##### EXERCISE INPUT

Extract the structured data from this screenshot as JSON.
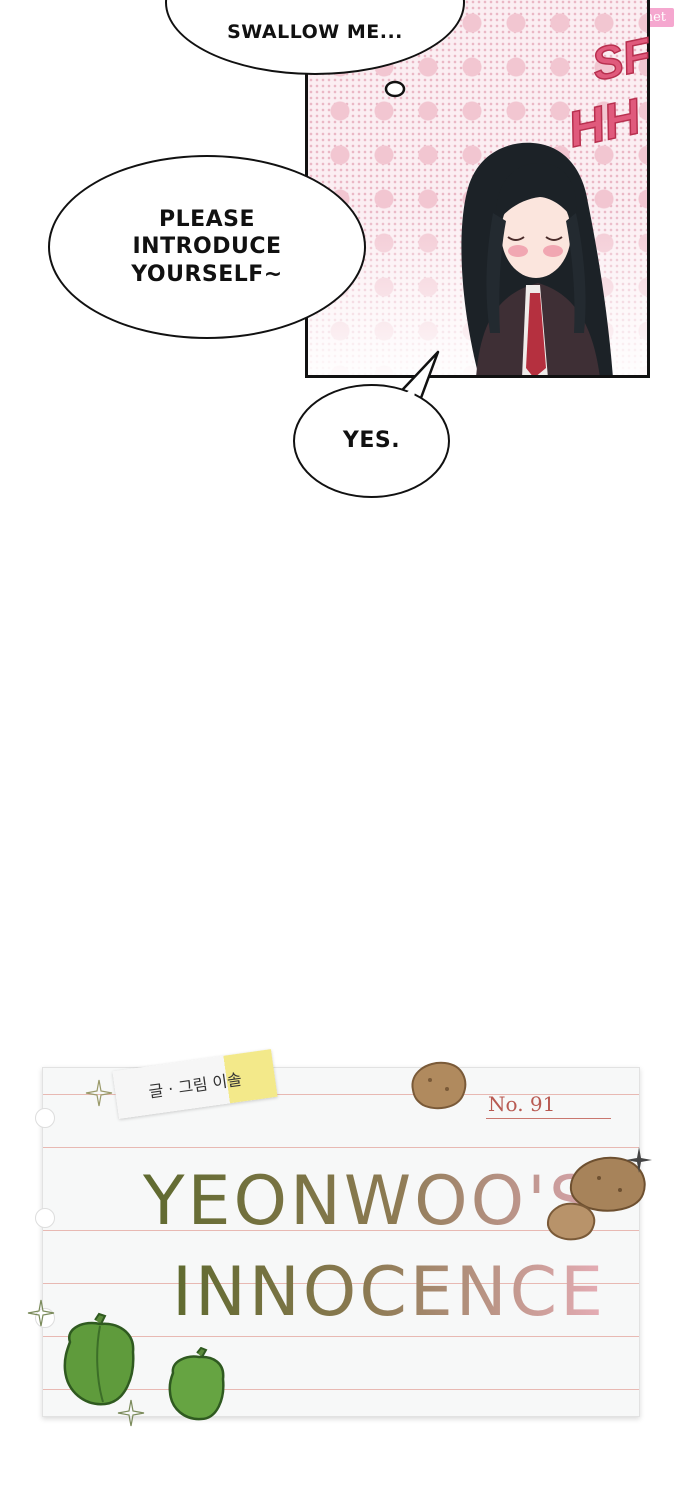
{
  "watermark": "Zinmanga.net",
  "bubbles": {
    "top": "SWALLOW ME...",
    "left": "PLEASE\nINTRODUCE\nYOURSELF~",
    "small": "YES."
  },
  "sfx": [
    "SF",
    "HH"
  ],
  "title_card": {
    "credits": "글 · 그림 이솔",
    "issue": "No.  91",
    "title_line1": "YEONWOO'S",
    "title_line2": "INNOCENCE"
  },
  "colors": {
    "sfx_pink": "#e05a7c",
    "title_green": "#5f6a2f",
    "title_pink": "#e6adb6",
    "issue_red": "#b85a52"
  }
}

##########

WHAT IS REQUIRED:
Each line above is to be copied verbatim. Drop any image from the copy.

REPLY:
Extract the structured data from this screenshot as JSON.
{
  "watermark": "Zinmanga.net",
  "bubbles": {
    "top": "SWALLOW ME...",
    "left": "PLEASE\nINTRODUCE\nYOURSELF~",
    "small": "YES."
  },
  "sfx": [
    "SF",
    "HH"
  ],
  "title_card": {
    "credits": "글 · 그림 이솔",
    "issue": "No.  91",
    "title_line1": "YEONWOO'S",
    "title_line2": "INNOCENCE"
  },
  "colors": {
    "sfx_pink": "#e05a7c",
    "title_green": "#5f6a2f",
    "title_pink": "#e6adb6",
    "issue_red": "#b85a52"
  }
}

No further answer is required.